═══ Exercise data

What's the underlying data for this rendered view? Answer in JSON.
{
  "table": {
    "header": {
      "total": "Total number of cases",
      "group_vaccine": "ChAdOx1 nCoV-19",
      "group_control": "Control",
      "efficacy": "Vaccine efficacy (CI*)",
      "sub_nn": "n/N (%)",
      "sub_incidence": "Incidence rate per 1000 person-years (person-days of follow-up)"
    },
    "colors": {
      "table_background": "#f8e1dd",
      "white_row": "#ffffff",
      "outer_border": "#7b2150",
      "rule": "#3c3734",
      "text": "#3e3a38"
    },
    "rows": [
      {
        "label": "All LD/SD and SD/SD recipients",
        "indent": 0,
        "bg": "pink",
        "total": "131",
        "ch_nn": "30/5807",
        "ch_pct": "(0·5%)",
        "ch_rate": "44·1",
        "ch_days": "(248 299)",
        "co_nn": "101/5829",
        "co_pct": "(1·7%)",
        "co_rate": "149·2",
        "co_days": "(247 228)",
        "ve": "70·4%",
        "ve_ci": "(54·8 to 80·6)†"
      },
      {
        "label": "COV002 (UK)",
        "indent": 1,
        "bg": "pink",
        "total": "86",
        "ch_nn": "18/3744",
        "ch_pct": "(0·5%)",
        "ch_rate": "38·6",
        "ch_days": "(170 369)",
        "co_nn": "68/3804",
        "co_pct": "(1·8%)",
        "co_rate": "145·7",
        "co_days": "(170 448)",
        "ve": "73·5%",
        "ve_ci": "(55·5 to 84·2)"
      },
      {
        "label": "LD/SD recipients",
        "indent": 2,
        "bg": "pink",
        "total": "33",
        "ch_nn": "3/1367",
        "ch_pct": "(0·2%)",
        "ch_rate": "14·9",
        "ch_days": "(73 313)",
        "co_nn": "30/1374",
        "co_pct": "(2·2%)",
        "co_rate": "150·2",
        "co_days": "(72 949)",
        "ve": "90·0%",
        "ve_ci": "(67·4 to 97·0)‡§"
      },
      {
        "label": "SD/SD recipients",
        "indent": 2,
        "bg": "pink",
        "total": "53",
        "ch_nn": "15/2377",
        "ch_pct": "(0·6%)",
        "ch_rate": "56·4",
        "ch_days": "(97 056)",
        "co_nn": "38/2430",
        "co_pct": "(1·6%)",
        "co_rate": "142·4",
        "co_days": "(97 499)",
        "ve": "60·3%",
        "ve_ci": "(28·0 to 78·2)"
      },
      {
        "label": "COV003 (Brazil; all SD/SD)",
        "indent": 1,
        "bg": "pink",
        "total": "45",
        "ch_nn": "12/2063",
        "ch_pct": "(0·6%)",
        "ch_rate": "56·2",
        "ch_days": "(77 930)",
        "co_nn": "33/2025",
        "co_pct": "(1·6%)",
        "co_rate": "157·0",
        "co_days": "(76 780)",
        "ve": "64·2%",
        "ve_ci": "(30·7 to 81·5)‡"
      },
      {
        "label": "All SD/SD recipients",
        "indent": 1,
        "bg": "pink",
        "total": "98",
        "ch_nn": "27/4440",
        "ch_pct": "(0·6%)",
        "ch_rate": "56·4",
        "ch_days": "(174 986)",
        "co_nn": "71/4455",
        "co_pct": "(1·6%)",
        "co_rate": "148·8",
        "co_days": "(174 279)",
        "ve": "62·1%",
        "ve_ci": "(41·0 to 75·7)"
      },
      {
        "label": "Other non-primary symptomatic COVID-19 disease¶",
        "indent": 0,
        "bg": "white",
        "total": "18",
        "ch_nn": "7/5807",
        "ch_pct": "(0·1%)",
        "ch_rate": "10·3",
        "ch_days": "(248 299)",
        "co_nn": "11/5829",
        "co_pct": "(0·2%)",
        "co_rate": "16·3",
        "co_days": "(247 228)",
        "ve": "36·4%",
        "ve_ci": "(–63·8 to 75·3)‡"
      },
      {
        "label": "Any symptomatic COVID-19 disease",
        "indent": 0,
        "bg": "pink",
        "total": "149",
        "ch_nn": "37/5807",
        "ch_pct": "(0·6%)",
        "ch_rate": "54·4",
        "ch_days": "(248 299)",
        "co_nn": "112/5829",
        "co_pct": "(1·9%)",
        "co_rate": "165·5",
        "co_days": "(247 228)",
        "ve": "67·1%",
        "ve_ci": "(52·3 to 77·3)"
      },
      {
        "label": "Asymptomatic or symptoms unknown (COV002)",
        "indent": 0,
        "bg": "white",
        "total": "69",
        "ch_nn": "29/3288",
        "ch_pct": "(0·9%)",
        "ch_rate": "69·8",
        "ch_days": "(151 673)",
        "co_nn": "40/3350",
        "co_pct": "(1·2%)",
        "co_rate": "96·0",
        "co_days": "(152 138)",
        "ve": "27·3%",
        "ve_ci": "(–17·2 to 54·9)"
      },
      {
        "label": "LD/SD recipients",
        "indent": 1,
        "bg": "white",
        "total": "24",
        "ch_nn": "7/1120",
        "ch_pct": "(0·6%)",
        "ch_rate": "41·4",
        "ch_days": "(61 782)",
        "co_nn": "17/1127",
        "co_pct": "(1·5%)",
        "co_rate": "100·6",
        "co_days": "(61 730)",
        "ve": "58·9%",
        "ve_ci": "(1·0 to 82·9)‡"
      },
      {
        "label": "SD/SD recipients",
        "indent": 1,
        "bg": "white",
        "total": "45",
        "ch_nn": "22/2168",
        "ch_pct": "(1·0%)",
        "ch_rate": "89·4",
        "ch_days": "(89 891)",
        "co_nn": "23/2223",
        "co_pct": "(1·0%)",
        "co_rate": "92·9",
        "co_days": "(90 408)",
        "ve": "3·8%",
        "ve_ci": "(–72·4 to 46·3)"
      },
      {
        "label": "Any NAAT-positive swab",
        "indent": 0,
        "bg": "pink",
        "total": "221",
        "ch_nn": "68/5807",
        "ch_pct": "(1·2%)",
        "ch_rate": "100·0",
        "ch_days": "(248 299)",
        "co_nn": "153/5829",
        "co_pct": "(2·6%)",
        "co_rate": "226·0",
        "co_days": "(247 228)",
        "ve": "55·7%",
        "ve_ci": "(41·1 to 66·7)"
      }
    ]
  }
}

══════

Print all of the entries again, exactly as written.

What's the underlying data for this rendered view? Answer in JSON.
{
  "table": {
    "header": {
      "total": "Total number of cases",
      "group_vaccine": "ChAdOx1 nCoV-19",
      "group_control": "Control",
      "efficacy": "Vaccine efficacy (CI*)",
      "sub_nn": "n/N (%)",
      "sub_incidence": "Incidence rate per 1000 person-years (person-days of follow-up)"
    },
    "colors": {
      "table_background": "#f8e1dd",
      "white_row": "#ffffff",
      "outer_border": "#7b2150",
      "rule": "#3c3734",
      "text": "#3e3a38"
    },
    "rows": [
      {
        "label": "All LD/SD and SD/SD recipients",
        "indent": 0,
        "bg": "pink",
        "total": "131",
        "ch_nn": "30/5807",
        "ch_pct": "(0·5%)",
        "ch_rate": "44·1",
        "ch_days": "(248 299)",
        "co_nn": "101/5829",
        "co_pct": "(1·7%)",
        "co_rate": "149·2",
        "co_days": "(247 228)",
        "ve": "70·4%",
        "ve_ci": "(54·8 to 80·6)†"
      },
      {
        "label": "COV002 (UK)",
        "indent": 1,
        "bg": "pink",
        "total": "86",
        "ch_nn": "18/3744",
        "ch_pct": "(0·5%)",
        "ch_rate": "38·6",
        "ch_days": "(170 369)",
        "co_nn": "68/3804",
        "co_pct": "(1·8%)",
        "co_rate": "145·7",
        "co_days": "(170 448)",
        "ve": "73·5%",
        "ve_ci": "(55·5 to 84·2)"
      },
      {
        "label": "LD/SD recipients",
        "indent": 2,
        "bg": "pink",
        "total": "33",
        "ch_nn": "3/1367",
        "ch_pct": "(0·2%)",
        "ch_rate": "14·9",
        "ch_days": "(73 313)",
        "co_nn": "30/1374",
        "co_pct": "(2·2%)",
        "co_rate": "150·2",
        "co_days": "(72 949)",
        "ve": "90·0%",
        "ve_ci": "(67·4 to 97·0)‡§"
      },
      {
        "label": "SD/SD recipients",
        "indent": 2,
        "bg": "pink",
        "total": "53",
        "ch_nn": "15/2377",
        "ch_pct": "(0·6%)",
        "ch_rate": "56·4",
        "ch_days": "(97 056)",
        "co_nn": "38/2430",
        "co_pct": "(1·6%)",
        "co_rate": "142·4",
        "co_days": "(97 499)",
        "ve": "60·3%",
        "ve_ci": "(28·0 to 78·2)"
      },
      {
        "label": "COV003 (Brazil; all SD/SD)",
        "indent": 1,
        "bg": "pink",
        "total": "45",
        "ch_nn": "12/2063",
        "ch_pct": "(0·6%)",
        "ch_rate": "56·2",
        "ch_days": "(77 930)",
        "co_nn": "33/2025",
        "co_pct": "(1·6%)",
        "co_rate": "157·0",
        "co_days": "(76 780)",
        "ve": "64·2%",
        "ve_ci": "(30·7 to 81·5)‡"
      },
      {
        "label": "All SD/SD recipients",
        "indent": 1,
        "bg": "pink",
        "total": "98",
        "ch_nn": "27/4440",
        "ch_pct": "(0·6%)",
        "ch_rate": "56·4",
        "ch_days": "(174 986)",
        "co_nn": "71/4455",
        "co_pct": "(1·6%)",
        "co_rate": "148·8",
        "co_days": "(174 279)",
        "ve": "62·1%",
        "ve_ci": "(41·0 to 75·7)"
      },
      {
        "label": "Other non-primary symptomatic COVID-19 disease¶",
        "indent": 0,
        "bg": "white",
        "total": "18",
        "ch_nn": "7/5807",
        "ch_pct": "(0·1%)",
        "ch_rate": "10·3",
        "ch_days": "(248 299)",
        "co_nn": "11/5829",
        "co_pct": "(0·2%)",
        "co_rate": "16·3",
        "co_days": "(247 228)",
        "ve": "36·4%",
        "ve_ci": "(–63·8 to 75·3)‡"
      },
      {
        "label": "Any symptomatic COVID-19 disease",
        "indent": 0,
        "bg": "pink",
        "total": "149",
        "ch_nn": "37/5807",
        "ch_pct": "(0·6%)",
        "ch_rate": "54·4",
        "ch_days": "(248 299)",
        "co_nn": "112/5829",
        "co_pct": "(1·9%)",
        "co_rate": "165·5",
        "co_days": "(247 228)",
        "ve": "67·1%",
        "ve_ci": "(52·3 to 77·3)"
      },
      {
        "label": "Asymptomatic or symptoms unknown (COV002)",
        "indent": 0,
        "bg": "white",
        "total": "69",
        "ch_nn": "29/3288",
        "ch_pct": "(0·9%)",
        "ch_rate": "69·8",
        "ch_days": "(151 673)",
        "co_nn": "40/3350",
        "co_pct": "(1·2%)",
        "co_rate": "96·0",
        "co_days": "(152 138)",
        "ve": "27·3%",
        "ve_ci": "(–17·2 to 54·9)"
      },
      {
        "label": "LD/SD recipients",
        "indent": 1,
        "bg": "white",
        "total": "24",
        "ch_nn": "7/1120",
        "ch_pct": "(0·6%)",
        "ch_rate": "41·4",
        "ch_days": "(61 782)",
        "co_nn": "17/1127",
        "co_pct": "(1·5%)",
        "co_rate": "100·6",
        "co_days": "(61 730)",
        "ve": "58·9%",
        "ve_ci": "(1·0 to 82·9)‡"
      },
      {
        "label": "SD/SD recipients",
        "indent": 1,
        "bg": "white",
        "total": "45",
        "ch_nn": "22/2168",
        "ch_pct": "(1·0%)",
        "ch_rate": "89·4",
        "ch_days": "(89 891)",
        "co_nn": "23/2223",
        "co_pct": "(1·0%)",
        "co_rate": "92·9",
        "co_days": "(90 408)",
        "ve": "3·8%",
        "ve_ci": "(–72·4 to 46·3)"
      },
      {
        "label": "Any NAAT-positive swab",
        "indent": 0,
        "bg": "pink",
        "total": "221",
        "ch_nn": "68/5807",
        "ch_pct": "(1·2%)",
        "ch_rate": "100·0",
        "ch_days": "(248 299)",
        "co_nn": "153/5829",
        "co_pct": "(2·6%)",
        "co_rate": "226·0",
        "co_days": "(247 228)",
        "ve": "55·7%",
        "ve_ci": "(41·1 to 66·7)"
      }
    ]
  }
}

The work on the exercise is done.